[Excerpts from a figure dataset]
————

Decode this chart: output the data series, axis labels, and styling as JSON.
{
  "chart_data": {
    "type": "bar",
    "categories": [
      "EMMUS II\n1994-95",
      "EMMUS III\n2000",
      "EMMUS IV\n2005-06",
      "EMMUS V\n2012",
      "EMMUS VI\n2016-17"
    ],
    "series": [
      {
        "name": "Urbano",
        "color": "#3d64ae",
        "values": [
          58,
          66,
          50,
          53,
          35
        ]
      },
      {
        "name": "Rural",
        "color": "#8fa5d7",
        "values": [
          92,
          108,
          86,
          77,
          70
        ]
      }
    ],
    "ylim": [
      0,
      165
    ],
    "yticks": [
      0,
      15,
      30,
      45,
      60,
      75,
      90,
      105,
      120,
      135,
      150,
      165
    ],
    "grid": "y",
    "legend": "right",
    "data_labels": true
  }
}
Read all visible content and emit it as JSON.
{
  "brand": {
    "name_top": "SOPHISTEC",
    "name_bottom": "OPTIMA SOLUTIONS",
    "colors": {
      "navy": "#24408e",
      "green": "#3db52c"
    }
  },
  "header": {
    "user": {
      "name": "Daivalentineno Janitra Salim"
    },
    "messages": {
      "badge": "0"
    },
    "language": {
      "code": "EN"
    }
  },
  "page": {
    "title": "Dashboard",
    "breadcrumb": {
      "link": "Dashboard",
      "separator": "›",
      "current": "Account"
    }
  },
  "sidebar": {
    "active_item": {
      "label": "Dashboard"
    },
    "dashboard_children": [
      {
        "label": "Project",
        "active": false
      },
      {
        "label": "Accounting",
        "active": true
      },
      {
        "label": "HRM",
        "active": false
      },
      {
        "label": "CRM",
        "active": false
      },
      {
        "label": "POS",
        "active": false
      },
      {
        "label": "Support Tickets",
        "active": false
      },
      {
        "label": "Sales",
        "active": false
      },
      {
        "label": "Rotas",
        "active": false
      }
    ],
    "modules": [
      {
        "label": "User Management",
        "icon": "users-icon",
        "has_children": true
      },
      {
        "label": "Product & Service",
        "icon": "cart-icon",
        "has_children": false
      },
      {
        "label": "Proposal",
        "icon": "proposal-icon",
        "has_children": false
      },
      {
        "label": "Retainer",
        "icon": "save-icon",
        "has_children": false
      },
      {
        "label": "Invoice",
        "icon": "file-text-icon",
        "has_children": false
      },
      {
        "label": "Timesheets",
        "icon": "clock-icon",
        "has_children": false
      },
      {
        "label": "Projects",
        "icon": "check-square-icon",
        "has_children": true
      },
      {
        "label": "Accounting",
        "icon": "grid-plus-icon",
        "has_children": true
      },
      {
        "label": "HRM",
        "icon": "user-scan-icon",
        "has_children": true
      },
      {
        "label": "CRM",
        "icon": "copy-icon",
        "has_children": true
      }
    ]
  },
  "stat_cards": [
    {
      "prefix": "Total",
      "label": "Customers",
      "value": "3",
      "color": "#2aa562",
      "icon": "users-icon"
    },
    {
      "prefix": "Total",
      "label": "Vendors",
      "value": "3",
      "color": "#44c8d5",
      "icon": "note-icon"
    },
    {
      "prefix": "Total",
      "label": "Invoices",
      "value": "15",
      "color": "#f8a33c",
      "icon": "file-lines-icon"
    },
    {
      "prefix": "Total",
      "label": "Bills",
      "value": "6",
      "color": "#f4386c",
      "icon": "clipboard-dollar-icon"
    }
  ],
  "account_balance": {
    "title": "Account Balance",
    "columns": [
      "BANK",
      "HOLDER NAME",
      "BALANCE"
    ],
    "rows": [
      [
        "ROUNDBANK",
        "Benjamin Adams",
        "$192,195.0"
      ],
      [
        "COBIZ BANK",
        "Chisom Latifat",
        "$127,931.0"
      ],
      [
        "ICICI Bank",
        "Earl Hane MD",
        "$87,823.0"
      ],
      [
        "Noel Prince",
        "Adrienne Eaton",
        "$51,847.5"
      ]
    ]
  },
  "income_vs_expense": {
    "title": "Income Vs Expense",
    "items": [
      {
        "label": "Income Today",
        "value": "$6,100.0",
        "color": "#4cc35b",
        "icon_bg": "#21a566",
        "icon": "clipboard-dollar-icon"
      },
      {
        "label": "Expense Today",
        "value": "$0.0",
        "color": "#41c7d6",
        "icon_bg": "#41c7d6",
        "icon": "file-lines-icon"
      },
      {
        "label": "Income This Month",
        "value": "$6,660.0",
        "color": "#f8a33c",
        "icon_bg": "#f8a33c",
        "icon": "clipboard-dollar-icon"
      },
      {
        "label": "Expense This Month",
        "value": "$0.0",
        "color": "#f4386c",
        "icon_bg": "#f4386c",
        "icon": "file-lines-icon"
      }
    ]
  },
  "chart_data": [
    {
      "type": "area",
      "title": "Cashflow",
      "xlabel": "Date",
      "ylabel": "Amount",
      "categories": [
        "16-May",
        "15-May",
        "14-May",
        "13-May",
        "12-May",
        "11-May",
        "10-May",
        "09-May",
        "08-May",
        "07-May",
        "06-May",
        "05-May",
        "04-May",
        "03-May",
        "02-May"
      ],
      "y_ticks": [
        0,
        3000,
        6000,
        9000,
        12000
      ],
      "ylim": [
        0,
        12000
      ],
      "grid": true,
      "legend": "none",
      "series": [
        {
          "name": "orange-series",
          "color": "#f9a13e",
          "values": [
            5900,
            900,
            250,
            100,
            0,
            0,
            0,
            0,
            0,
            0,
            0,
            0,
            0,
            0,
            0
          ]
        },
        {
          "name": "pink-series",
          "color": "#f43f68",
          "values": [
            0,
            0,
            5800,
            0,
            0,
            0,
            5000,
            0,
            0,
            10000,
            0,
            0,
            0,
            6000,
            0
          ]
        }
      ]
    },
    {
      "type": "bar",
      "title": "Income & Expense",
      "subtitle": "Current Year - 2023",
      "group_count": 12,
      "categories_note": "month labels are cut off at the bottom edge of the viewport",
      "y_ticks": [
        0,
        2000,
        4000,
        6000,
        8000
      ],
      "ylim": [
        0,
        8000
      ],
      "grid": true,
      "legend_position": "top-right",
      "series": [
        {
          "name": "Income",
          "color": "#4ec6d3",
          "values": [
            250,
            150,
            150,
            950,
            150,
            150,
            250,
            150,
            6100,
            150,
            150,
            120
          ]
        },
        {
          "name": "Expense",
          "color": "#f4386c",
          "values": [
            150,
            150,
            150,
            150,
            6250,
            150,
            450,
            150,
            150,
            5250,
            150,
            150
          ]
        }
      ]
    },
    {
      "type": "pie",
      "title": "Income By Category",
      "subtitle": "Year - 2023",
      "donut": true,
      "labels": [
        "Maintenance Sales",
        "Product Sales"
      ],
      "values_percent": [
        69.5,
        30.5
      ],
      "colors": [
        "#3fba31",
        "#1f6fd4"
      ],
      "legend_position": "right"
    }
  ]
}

————

● Request: Copy out the whole listing exactly; please set it all down.

● Response to this exercise:
Decode this chart: output the data series, axis labels, and styling as JSON.
{
  "chart_data": {
    "type": "bar",
    "categories": [
      "EMMUS II\n1994-95",
      "EMMUS III\n2000",
      "EMMUS IV\n2005-06",
      "EMMUS V\n2012",
      "EMMUS VI\n2016-17"
    ],
    "series": [
      {
        "name": "Urbano",
        "color": "#3d64ae",
        "values": [
          58,
          66,
          50,
          53,
          35
        ]
      },
      {
        "name": "Rural",
        "color": "#8fa5d7",
        "values": [
          92,
          108,
          86,
          77,
          70
        ]
      }
    ],
    "ylim": [
      0,
      165
    ],
    "yticks": [
      0,
      15,
      30,
      45,
      60,
      75,
      90,
      105,
      120,
      135,
      150,
      165
    ],
    "grid": "y",
    "legend": "right",
    "data_labels": true
  }
}
Read all visible content and emit it as JSON.
{
  "brand": {
    "name_top": "SOPHISTEC",
    "name_bottom": "OPTIMA SOLUTIONS",
    "colors": {
      "navy": "#24408e",
      "green": "#3db52c"
    }
  },
  "header": {
    "user": {
      "name": "Daivalentineno Janitra Salim"
    },
    "messages": {
      "badge": "0"
    },
    "language": {
      "code": "EN"
    }
  },
  "page": {
    "title": "Dashboard",
    "breadcrumb": {
      "link": "Dashboard",
      "separator": "›",
      "current": "Account"
    }
  },
  "sidebar": {
    "active_item": {
      "label": "Dashboard"
    },
    "dashboard_children": [
      {
        "label": "Project",
        "active": false
      },
      {
        "label": "Accounting",
        "active": true
      },
      {
        "label": "HRM",
        "active": false
      },
      {
        "label": "CRM",
        "active": false
      },
      {
        "label": "POS",
        "active": false
      },
      {
        "label": "Support Tickets",
        "active": false
      },
      {
        "label": "Sales",
        "active": false
      },
      {
        "label": "Rotas",
        "active": false
      }
    ],
    "modules": [
      {
        "label": "User Management",
        "icon": "users-icon",
        "has_children": true
      },
      {
        "label": "Product & Service",
        "icon": "cart-icon",
        "has_children": false
      },
      {
        "label": "Proposal",
        "icon": "proposal-icon",
        "has_children": false
      },
      {
        "label": "Retainer",
        "icon": "save-icon",
        "has_children": false
      },
      {
        "label": "Invoice",
        "icon": "file-text-icon",
        "has_children": false
      },
      {
        "label": "Timesheets",
        "icon": "clock-icon",
        "has_children": false
      },
      {
        "label": "Projects",
        "icon": "check-square-icon",
        "has_children": true
      },
      {
        "label": "Accounting",
        "icon": "grid-plus-icon",
        "has_children": true
      },
      {
        "label": "HRM",
        "icon": "user-scan-icon",
        "has_children": true
      },
      {
        "label": "CRM",
        "icon": "copy-icon",
        "has_children": true
      }
    ]
  },
  "stat_cards": [
    {
      "prefix": "Total",
      "label": "Customers",
      "value": "3",
      "color": "#2aa562",
      "icon": "users-icon"
    },
    {
      "prefix": "Total",
      "label": "Vendors",
      "value": "3",
      "color": "#44c8d5",
      "icon": "note-icon"
    },
    {
      "prefix": "Total",
      "label": "Invoices",
      "value": "15",
      "color": "#f8a33c",
      "icon": "file-lines-icon"
    },
    {
      "prefix": "Total",
      "label": "Bills",
      "value": "6",
      "color": "#f4386c",
      "icon": "clipboard-dollar-icon"
    }
  ],
  "account_balance": {
    "title": "Account Balance",
    "columns": [
      "BANK",
      "HOLDER NAME",
      "BALANCE"
    ],
    "rows": [
      [
        "ROUNDBANK",
        "Benjamin Adams",
        "$192,195.0"
      ],
      [
        "COBIZ BANK",
        "Chisom Latifat",
        "$127,931.0"
      ],
      [
        "ICICI Bank",
        "Earl Hane MD",
        "$87,823.0"
      ],
      [
        "Noel Prince",
        "Adrienne Eaton",
        "$51,847.5"
      ]
    ]
  },
  "income_vs_expense": {
    "title": "Income Vs Expense",
    "items": [
      {
        "label": "Income Today",
        "value": "$6,100.0",
        "color": "#4cc35b",
        "icon_bg": "#21a566",
        "icon": "clipboard-dollar-icon"
      },
      {
        "label": "Expense Today",
        "value": "$0.0",
        "color": "#41c7d6",
        "icon_bg": "#41c7d6",
        "icon": "file-lines-icon"
      },
      {
        "label": "Income This Month",
        "value": "$6,660.0",
        "color": "#f8a33c",
        "icon_bg": "#f8a33c",
        "icon": "clipboard-dollar-icon"
      },
      {
        "label": "Expense This Month",
        "value": "$0.0",
        "color": "#f4386c",
        "icon_bg": "#f4386c",
        "icon": "file-lines-icon"
      }
    ]
  },
  "chart_data": [
    {
      "type": "area",
      "title": "Cashflow",
      "xlabel": "Date",
      "ylabel": "Amount",
      "categories": [
        "16-May",
        "15-May",
        "14-May",
        "13-May",
        "12-May",
        "11-May",
        "10-May",
        "09-May",
        "08-May",
        "07-May",
        "06-May",
        "05-May",
        "04-May",
        "03-May",
        "02-May"
      ],
      "y_ticks": [
        0,
        3000,
        6000,
        9000,
        12000
      ],
      "ylim": [
        0,
        12000
      ],
      "grid": true,
      "legend": "none",
      "series": [
        {
          "name": "orange-series",
          "color": "#f9a13e",
          "values": [
            5900,
            900,
            250,
            100,
            0,
            0,
            0,
            0,
            0,
            0,
            0,
            0,
            0,
            0,
            0
          ]
        },
        {
          "name": "pink-series",
          "color": "#f43f68",
          "values": [
            0,
            0,
            5800,
            0,
            0,
            0,
            5000,
            0,
            0,
            10000,
            0,
            0,
            0,
            6000,
            0
          ]
        }
      ]
    },
    {
      "type": "bar",
      "title": "Income & Expense",
      "subtitle": "Current Year - 2023",
      "group_count": 12,
      "categories_note": "month labels are cut off at the bottom edge of the viewport",
      "y_ticks": [
        0,
        2000,
        4000,
        6000,
        8000
      ],
      "ylim": [
        0,
        8000
      ],
      "grid": true,
      "legend_position": "top-right",
      "series": [
        {
          "name": "Income",
          "color": "#4ec6d3",
          "values": [
            250,
            150,
            150,
            950,
            150,
            150,
            250,
            150,
            6100,
            150,
            150,
            120
          ]
        },
        {
          "name": "Expense",
          "color": "#f4386c",
          "values": [
            150,
            150,
            150,
            150,
            6250,
            150,
            450,
            150,
            150,
            5250,
            150,
            150
          ]
        }
      ]
    },
    {
      "type": "pie",
      "title": "Income By Category",
      "subtitle": "Year - 2023",
      "donut": true,
      "labels": [
        "Maintenance Sales",
        "Product Sales"
      ],
      "values_percent": [
        69.5,
        30.5
      ],
      "colors": [
        "#3fba31",
        "#1f6fd4"
      ],
      "legend_position": "right"
    }
  ]
}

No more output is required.